◆ Instructions for the task ◆
Write each line out exactly, leaving none out.

◆ Provided material ◆
▬▬▬

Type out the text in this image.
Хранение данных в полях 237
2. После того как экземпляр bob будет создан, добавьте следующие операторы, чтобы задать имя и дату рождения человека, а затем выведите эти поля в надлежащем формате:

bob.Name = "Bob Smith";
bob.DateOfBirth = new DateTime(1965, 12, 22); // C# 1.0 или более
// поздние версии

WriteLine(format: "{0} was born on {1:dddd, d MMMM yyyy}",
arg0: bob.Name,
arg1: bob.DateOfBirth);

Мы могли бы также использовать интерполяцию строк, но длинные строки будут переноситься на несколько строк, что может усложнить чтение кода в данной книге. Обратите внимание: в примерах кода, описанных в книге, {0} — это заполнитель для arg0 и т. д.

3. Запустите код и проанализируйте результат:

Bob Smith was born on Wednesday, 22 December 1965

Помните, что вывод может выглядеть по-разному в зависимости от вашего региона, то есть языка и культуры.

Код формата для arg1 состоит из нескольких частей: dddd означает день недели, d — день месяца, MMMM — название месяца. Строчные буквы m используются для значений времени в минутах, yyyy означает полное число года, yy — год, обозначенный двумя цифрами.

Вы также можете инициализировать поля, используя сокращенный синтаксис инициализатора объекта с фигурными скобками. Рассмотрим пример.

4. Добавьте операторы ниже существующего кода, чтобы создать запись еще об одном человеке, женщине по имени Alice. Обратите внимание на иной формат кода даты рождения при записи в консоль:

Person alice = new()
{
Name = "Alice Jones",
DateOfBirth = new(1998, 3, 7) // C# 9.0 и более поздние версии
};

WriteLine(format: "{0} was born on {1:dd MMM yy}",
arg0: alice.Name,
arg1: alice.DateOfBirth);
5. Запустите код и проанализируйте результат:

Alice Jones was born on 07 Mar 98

▬▬▬

◆ Problem solution ◆
Type out the text in this image.
Хранение данных в полях 237
2. После того как экземпляр bob будет создан, добавьте следующие операторы, чтобы задать имя и дату рождения человека, а затем выведите эти поля в надлежащем формате:

bob.Name = "Bob Smith";
bob.DateOfBirth = new DateTime(1965, 12, 22); // C# 1.0 или более
// поздние версии

WriteLine(format: "{0} was born on {1:dddd, d MMMM yyyy}",
arg0: bob.Name,
arg1: bob.DateOfBirth);

Мы могли бы также использовать интерполяцию строк, но длинные строки будут переноситься на несколько строк, что может усложнить чтение кода в данной книге. Обратите внимание: в примерах кода, описанных в книге, {0} — это заполнитель для arg0 и т. д.

3. Запустите код и проанализируйте результат:

Bob Smith was born on Wednesday, 22 December 1965

Помните, что вывод может выглядеть по-разному в зависимости от вашего региона, то есть языка и культуры.

Код формата для arg1 состоит из нескольких частей: dddd означает день недели, d — день месяца, MMMM — название месяца. Строчные буквы m используются для значений времени в минутах, yyyy означает полное число года, yy — год, обозначенный двумя цифрами.

Вы также можете инициализировать поля, используя сокращенный синтаксис инициализатора объекта с фигурными скобками. Рассмотрим пример.

4. Добавьте операторы ниже существующего кода, чтобы создать запись еще об одном человеке, женщине по имени Alice. Обратите внимание на иной формат кода даты рождения при записи в консоль:

Person alice = new()
{
Name = "Alice Jones",
DateOfBirth = new(1998, 3, 7) // C# 9.0 и более поздние версии
};

WriteLine(format: "{0} was born on {1:dd MMM yy}",
arg0: alice.Name,
arg1: alice.DateOfBirth);
5. Запустите код и проанализируйте результат:

Alice Jones was born on 07 Mar 98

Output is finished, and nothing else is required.